**What you will do**. Extract all lines in the data that contain the word "humano".

**Data entries**.

______________________________

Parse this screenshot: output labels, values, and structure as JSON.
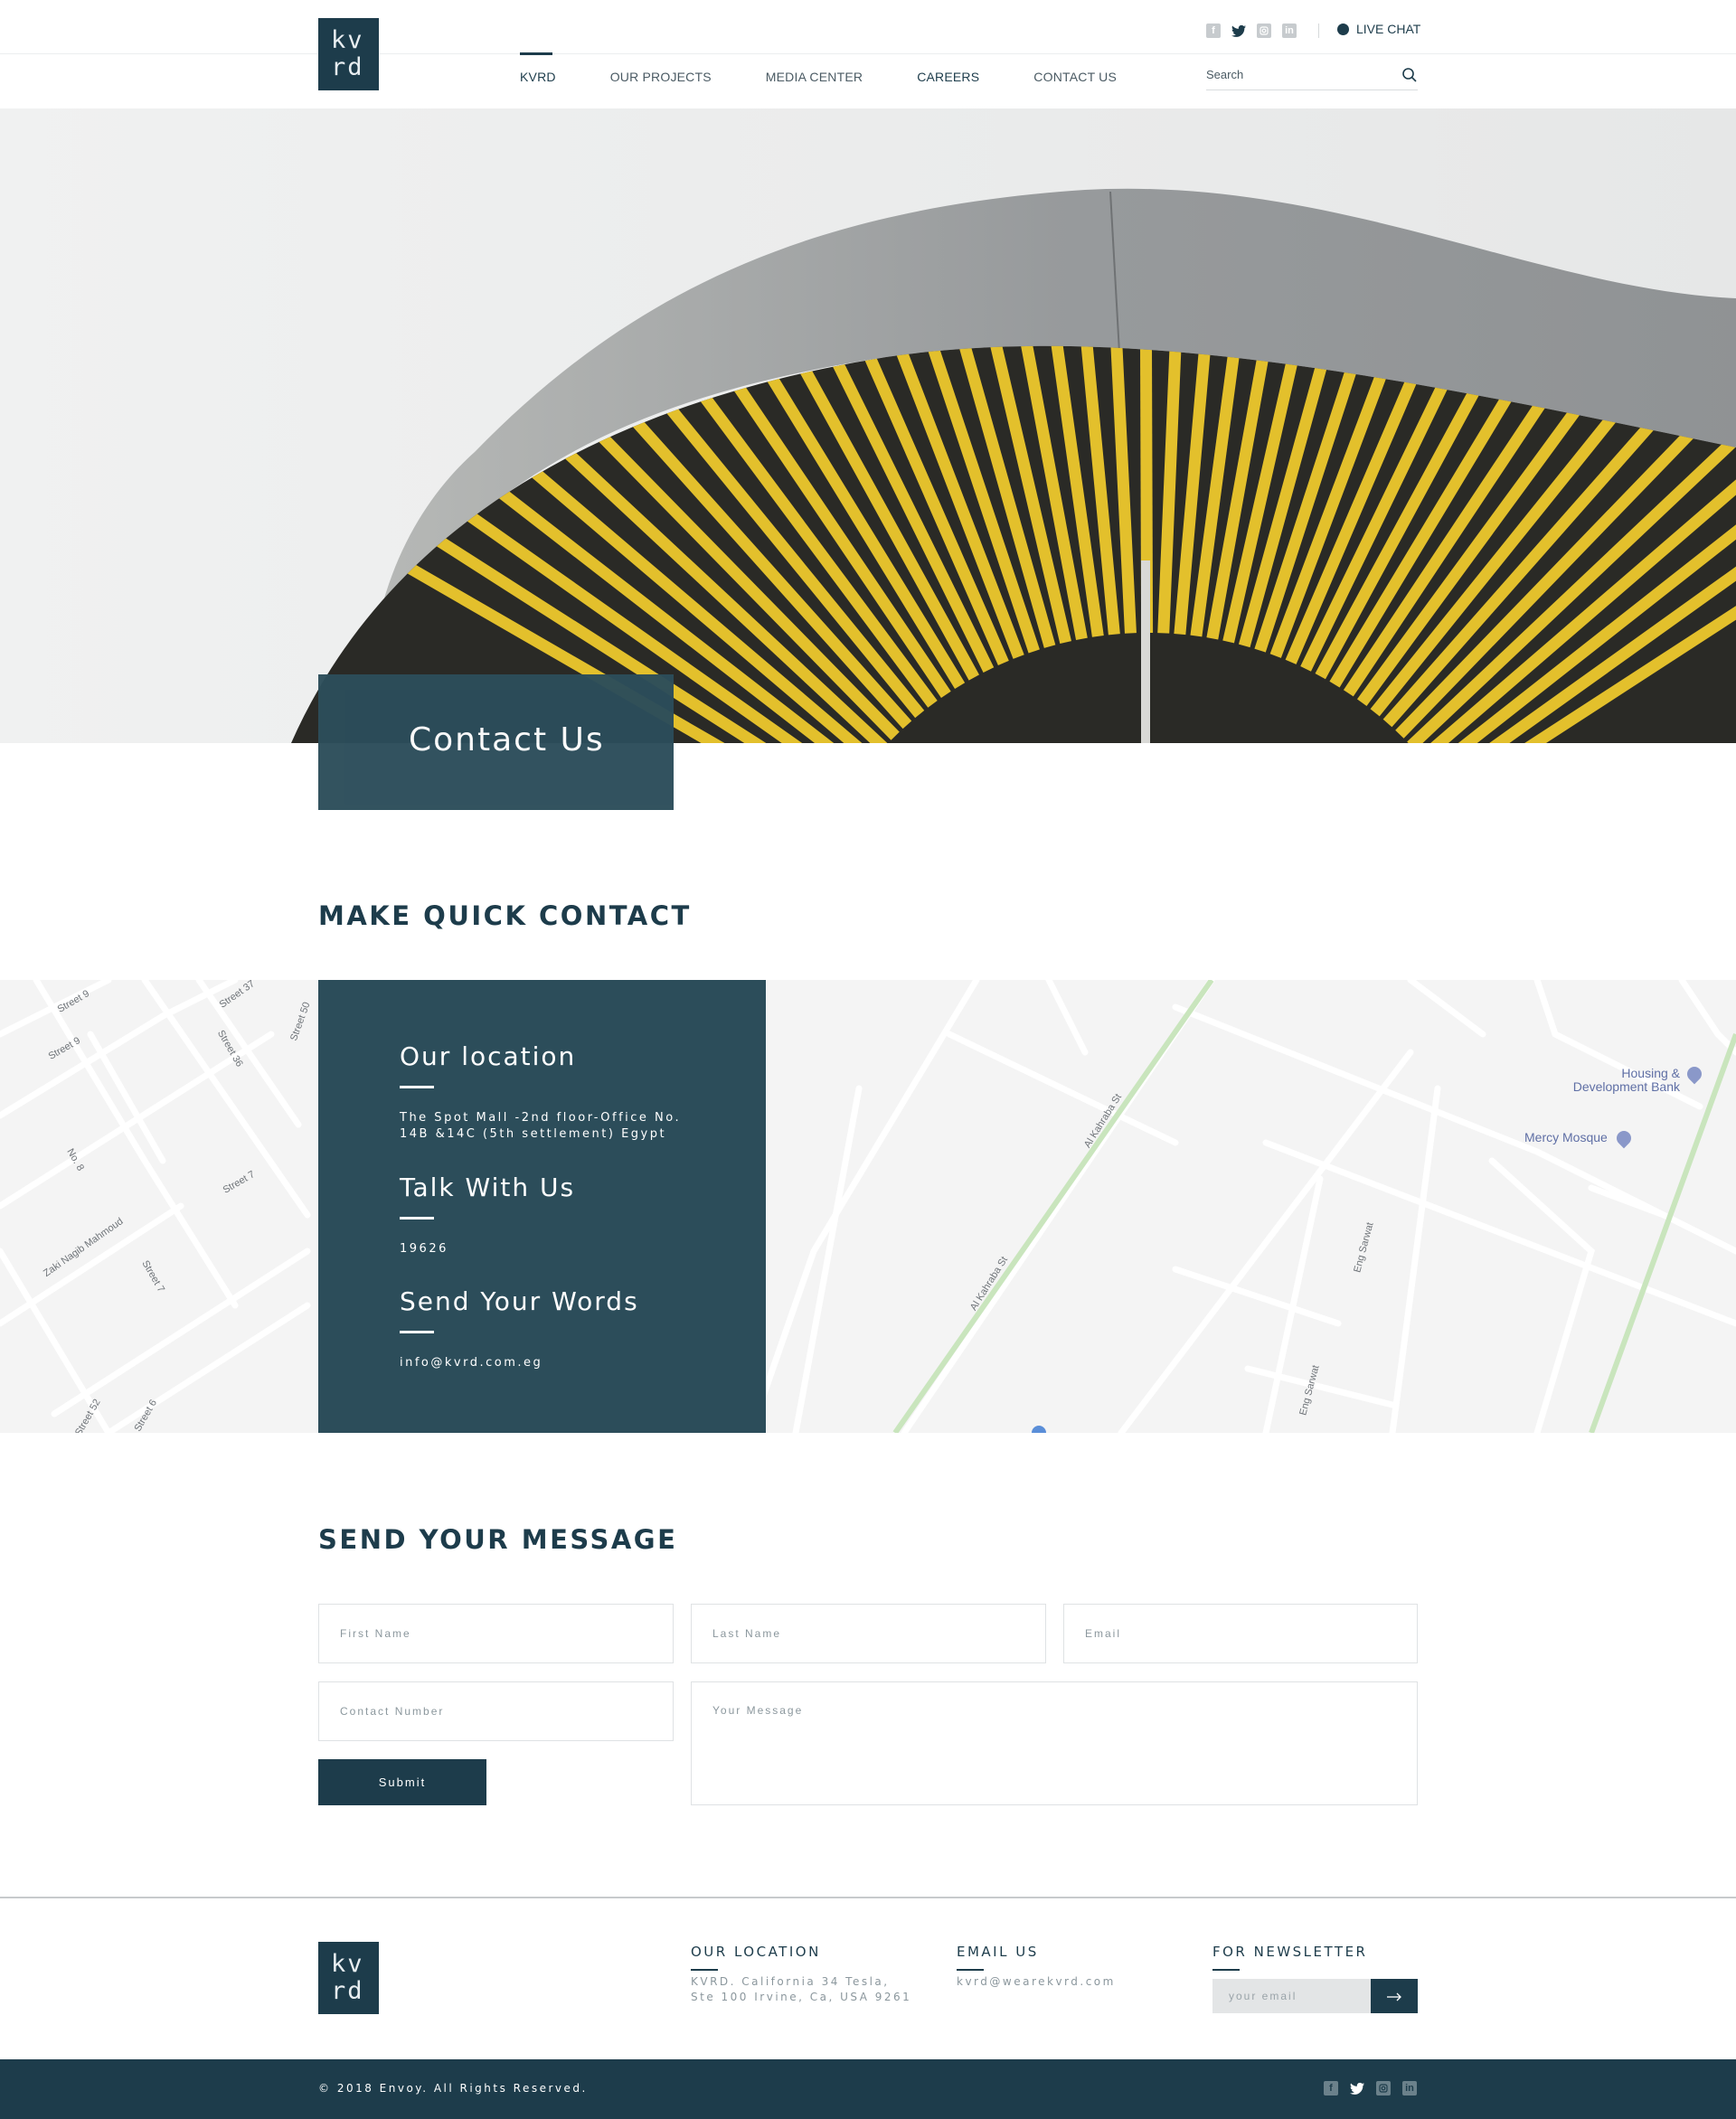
{
  "brand": {
    "logo_top": "kv",
    "logo_bottom": "rd"
  },
  "header": {
    "nav": [
      {
        "label": "KVRD",
        "active": true
      },
      {
        "label": "OUR PROJECTS",
        "active": false
      },
      {
        "label": "MEDIA CENTER",
        "active": false
      },
      {
        "label": "CAREERS",
        "active": false
      },
      {
        "label": "CONTACT US",
        "active": false
      }
    ],
    "social_icons": [
      "facebook-icon",
      "twitter-icon",
      "instagram-icon",
      "linkedin-icon"
    ],
    "live_chat_label": "LIVE CHAT",
    "search_placeholder": "Search"
  },
  "hero": {
    "title": "Contact Us"
  },
  "quick_contact": {
    "heading": "MAKE QUICK CONTACT",
    "location_heading": "Our location",
    "location_line1": "The Spot Mall -2nd floor-Office No.",
    "location_line2": "14B &14C (5th settlement) Egypt",
    "talk_heading": "Talk With Us",
    "phone": "19626",
    "words_heading": "Send Your Words",
    "email": "info@kvrd.com.eg"
  },
  "map": {
    "street_labels": [
      "Street 9",
      "Street 9",
      "Street 37",
      "Street 36",
      "Street 50",
      "Street 7",
      "No. 8",
      "Zaki Nagib Mahmoud",
      "Street 7",
      "Street 52",
      "Street 6",
      "Al Kahraba St",
      "Al Kahraba St",
      "Eng Sarwat",
      "Eng Sarwat"
    ],
    "pois": [
      "Housing & Development Bank",
      "Mercy Mosque"
    ]
  },
  "message_form": {
    "heading": "SEND YOUR MESSAGE",
    "first_name_placeholder": "First Name",
    "last_name_placeholder": "Last Name",
    "email_placeholder": "Email",
    "contact_number_placeholder": "Contact Number",
    "message_placeholder": "Your Message",
    "submit_label": "Submit"
  },
  "footer": {
    "location_title": "OUR LOCATION",
    "location_line1": "KVRD. California 34 Tesla,",
    "location_line2": "Ste 100 Irvine, Ca, USA 9261",
    "email_title": "EMAIL US",
    "email": "kvrd@wearekvrd.com",
    "newsletter_title": "FOR NEWSLETTER",
    "newsletter_placeholder": "your email",
    "newsletter_button_icon": "arrow-right-icon",
    "copyright": "© 2018 Envoy. All Rights Reserved."
  },
  "colors": {
    "primary": "#1d3c4b",
    "card": "#2c4d5a",
    "accent_yellow": "#e6c22e",
    "map_bg": "#f4f4f4"
  }
}
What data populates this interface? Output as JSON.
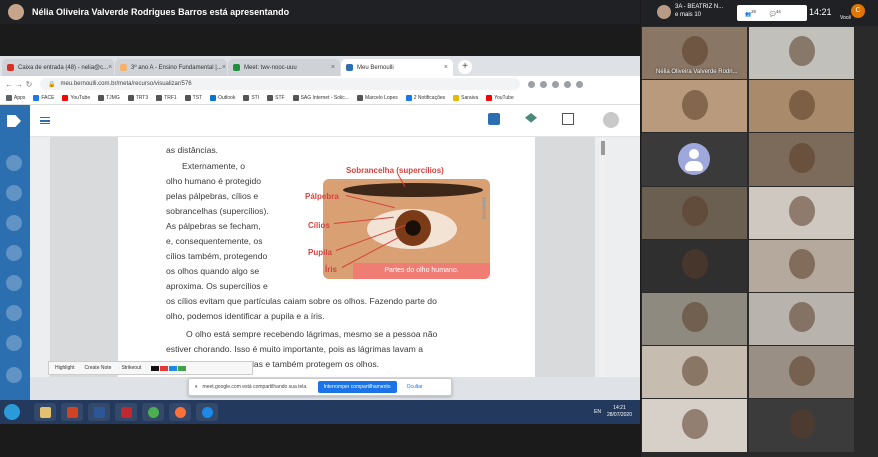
{
  "presenter_bar": {
    "text": "Nélia Oliveira Valverde Rodrigues Barros está apresentando"
  },
  "browser": {
    "tabs": [
      {
        "label": "Caixa de entrada (48) - nelia@c...",
        "color": "#d93025",
        "active": false
      },
      {
        "label": "3º ano A - Ensino Fundamental |...",
        "color": "#f6b26b",
        "active": false
      },
      {
        "label": "Meet: twv-nooc-uuu",
        "color": "#1e8e3e",
        "active": false
      },
      {
        "label": "Meu Bernoulli",
        "color": "#2c6fb0",
        "active": true
      }
    ],
    "new_tab": "+",
    "close_glyph": "×",
    "url": "meu.bernoulli.com.br/meta/recurso/visualizar/576",
    "bookmarks": [
      {
        "label": "Apps",
        "color": "#5f6368"
      },
      {
        "label": "FACE",
        "color": "#1877f2"
      },
      {
        "label": "YouTube",
        "color": "#ff0000"
      },
      {
        "label": "TJMG",
        "color": "#555555"
      },
      {
        "label": "TRT3",
        "color": "#555555"
      },
      {
        "label": "TRF1",
        "color": "#555555"
      },
      {
        "label": "TST",
        "color": "#555555"
      },
      {
        "label": "Outlook",
        "color": "#0078d4"
      },
      {
        "label": "STI",
        "color": "#555555"
      },
      {
        "label": "STF",
        "color": "#555555"
      },
      {
        "label": "SAG Internet - Solic...",
        "color": "#555555"
      },
      {
        "label": "Marcelo Lopes",
        "color": "#555555"
      },
      {
        "label": "2 Notificações",
        "color": "#1877f2"
      },
      {
        "label": "Saraiva",
        "color": "#e6b800"
      },
      {
        "label": "YouTube",
        "color": "#ff0000"
      }
    ]
  },
  "document": {
    "lines": [
      "as distâncias.",
      "Externamente, o",
      "olho humano é protegido",
      "pelas pálpebras, cílios e",
      "sobrancelhas (supercílios).",
      "As pálpebras se fecham,",
      "e, consequentemente, os",
      "cílios também, protegendo",
      "os olhos quando algo se",
      "aproxima. Os supercílios e",
      "os cílios evitam que partículas caiam sobre os olhos. Fazendo parte do",
      "olho, podemos identificar a pupila e a íris.",
      "O olho está sempre recebendo lágrimas, mesmo se a pessoa não",
      "estiver chorando. Isso é muito importante, pois as lágrimas lavam a",
      "poeira e outras partículas e também protegem os olhos."
    ],
    "figure": {
      "labels": {
        "eyebrow": "Sobrancelha (supercílios)",
        "eyelid": "Pálpebra",
        "lashes": "Cílios",
        "pupil": "Pupila",
        "iris": "Íris"
      },
      "caption": "Partes do olho humano."
    }
  },
  "annotation_toolbar": {
    "highlight": "Highlight",
    "create_note": "Create Note",
    "strikeout": "Strikeout"
  },
  "share_banner": {
    "text": "meet.google.com está compartilhando sua tela.",
    "stop_button": "Interromper compartilhamento",
    "hide_button": "Ocultar"
  },
  "taskbar": {
    "lang": "EN",
    "time": "14:21",
    "date": "28/07/2020"
  },
  "meet": {
    "top_participant": {
      "name": "3A - BEATRIZ N...",
      "more": "e mais 10"
    },
    "chat_count": "29",
    "people_count": "44",
    "time": "14:21",
    "user_initial": "C",
    "you_label": "Você",
    "tiles": [
      {
        "name": "Nélia Oliveira Valverde Rodri...",
        "color": "#8a7665"
      },
      {
        "name": "",
        "color": "#c2c0bb"
      },
      {
        "name": "",
        "color": "#b99a7d"
      },
      {
        "name": "",
        "color": "#a98a6a"
      },
      {
        "name": "",
        "color": "#3a3a3a",
        "avatar": true
      },
      {
        "name": "",
        "color": "#7c6a5a"
      },
      {
        "name": "",
        "color": "#6b5f52"
      },
      {
        "name": "",
        "color": "#cfc8c0"
      },
      {
        "name": "",
        "color": "#2f2f2f"
      },
      {
        "name": "",
        "color": "#b4a99c"
      },
      {
        "name": "",
        "color": "#8f8a80"
      },
      {
        "name": "",
        "color": "#b8b3ad"
      },
      {
        "name": "",
        "color": "#c6bcb0"
      },
      {
        "name": "",
        "color": "#9a8f84"
      },
      {
        "name": "",
        "color": "#d7d0c9"
      },
      {
        "name": "",
        "color": "#3b3b3b"
      }
    ]
  }
}
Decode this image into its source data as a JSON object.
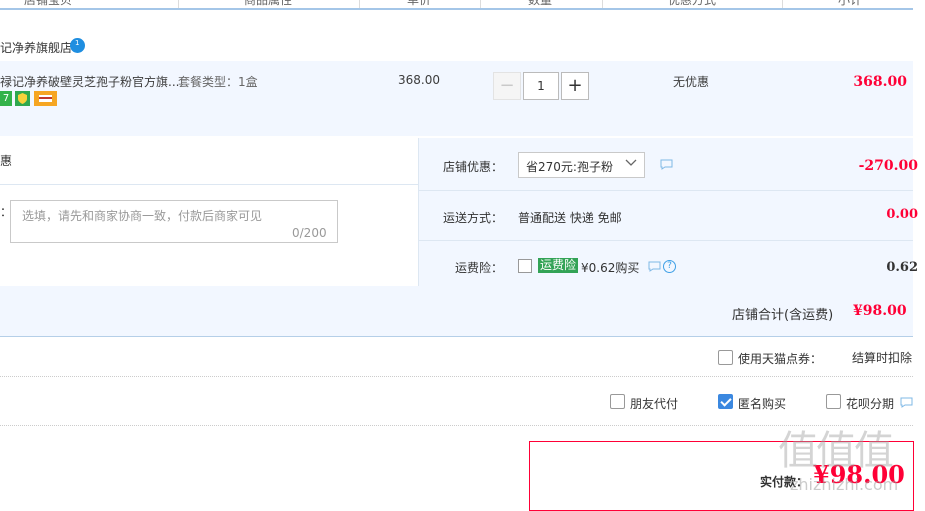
{
  "header": {
    "columns": [
      "店铺宝贝",
      "商品属性",
      "单价",
      "数量",
      "优惠方式",
      "小计"
    ]
  },
  "shop": {
    "name": "记净养旗舰店",
    "badge": "1"
  },
  "item": {
    "title": "禄记净养破壁灵芝孢子粉官方旗...",
    "spec": "套餐类型：1盒",
    "price": "368.00",
    "qty": "1",
    "minus": "−",
    "plus": "+",
    "discount": "无优惠",
    "subtotal": "368.00",
    "icons": [
      "7",
      "guarantee-icon",
      "card-icon"
    ]
  },
  "left": {
    "label1": "惠",
    "label2": "：",
    "message_placeholder": "选填，请先和商家协商一致，付款后商家可见",
    "message_count": "0/200"
  },
  "shop_discount": {
    "label": "店铺优惠：",
    "selected": "省270元:孢子粉",
    "amount": "-270.00"
  },
  "shipping": {
    "label": "运送方式：",
    "value": "普通配送 快递 免邮",
    "fee": "0.00"
  },
  "insurance": {
    "label": "运费险：",
    "tag": "运费险",
    "price": "¥0.62购买",
    "fee": "0.62",
    "help": "?"
  },
  "total": {
    "label": "店铺合计(含运费)",
    "value": "¥98.00"
  },
  "tmall_points": {
    "label": "使用天猫点券：",
    "note": "结算时扣除"
  },
  "options": {
    "friend_pay": "朋友代付",
    "anonymous": "匿名购买",
    "huabei": "花呗分期"
  },
  "payment": {
    "label": "实付款：",
    "value": "¥98.00"
  },
  "watermark": {
    "main": "值值值",
    "sub": "zhizhizhi.com"
  },
  "colors": {
    "price_red": "#ff0036",
    "row_bg": "#f2f7ff",
    "accent_blue": "#3b88e0"
  }
}
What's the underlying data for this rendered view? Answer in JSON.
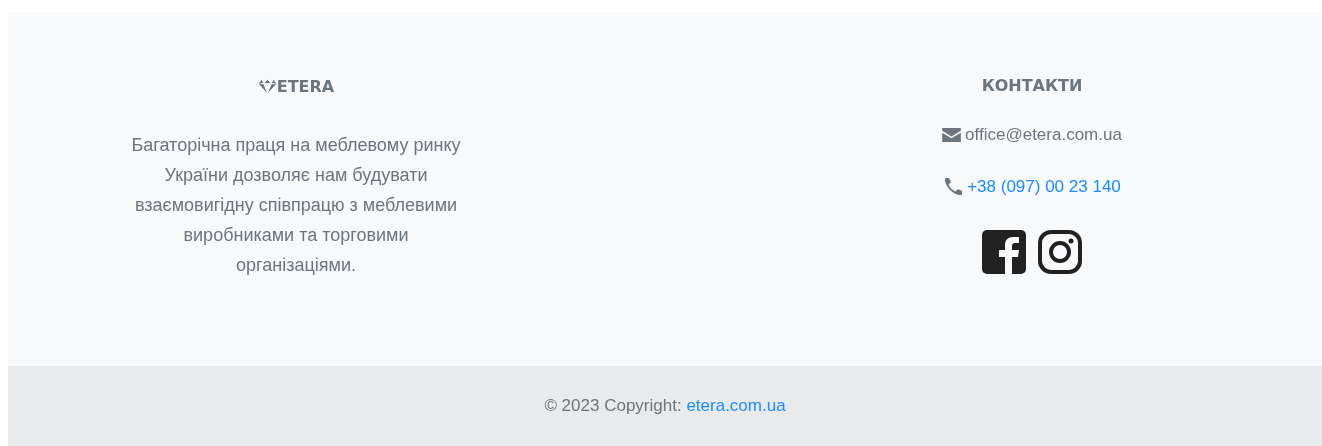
{
  "brand": {
    "name": "ETERA",
    "description": "Багаторічна праця на меблевому ринку України дозволяє нам будувати взаємовигідну співпрацю з меблевими виробниками та торговими організаціями."
  },
  "contacts": {
    "title": "КОНТАКТИ",
    "email": "office@etera.com.ua",
    "phone": "+38 (097) 00 23 140"
  },
  "copyright": {
    "text": "© 2023 Copyright:",
    "link": "etera.com.ua"
  }
}
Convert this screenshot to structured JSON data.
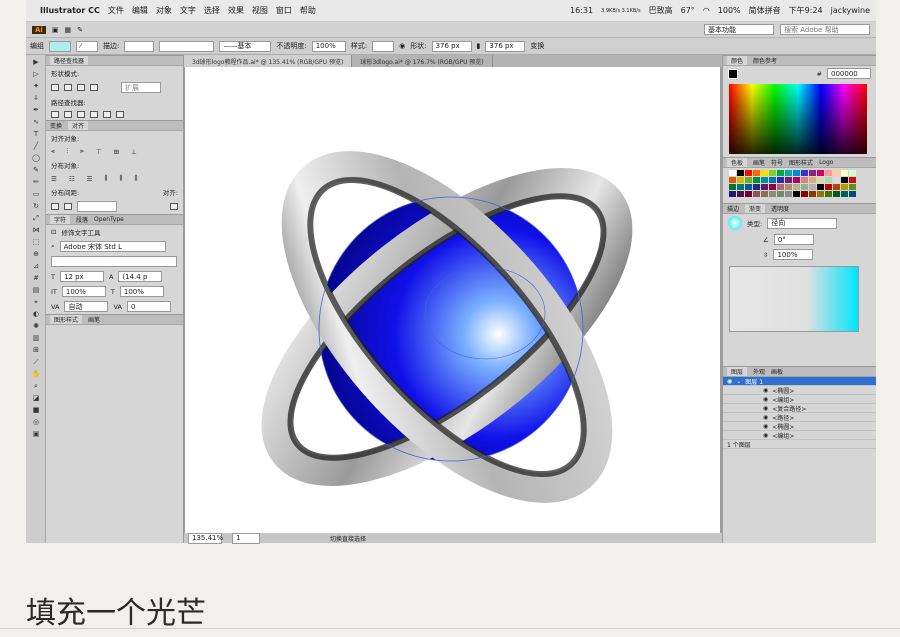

______________________________

**Response below**.
      "olho humano é protegido",
      "caption": "Partes do olho humano."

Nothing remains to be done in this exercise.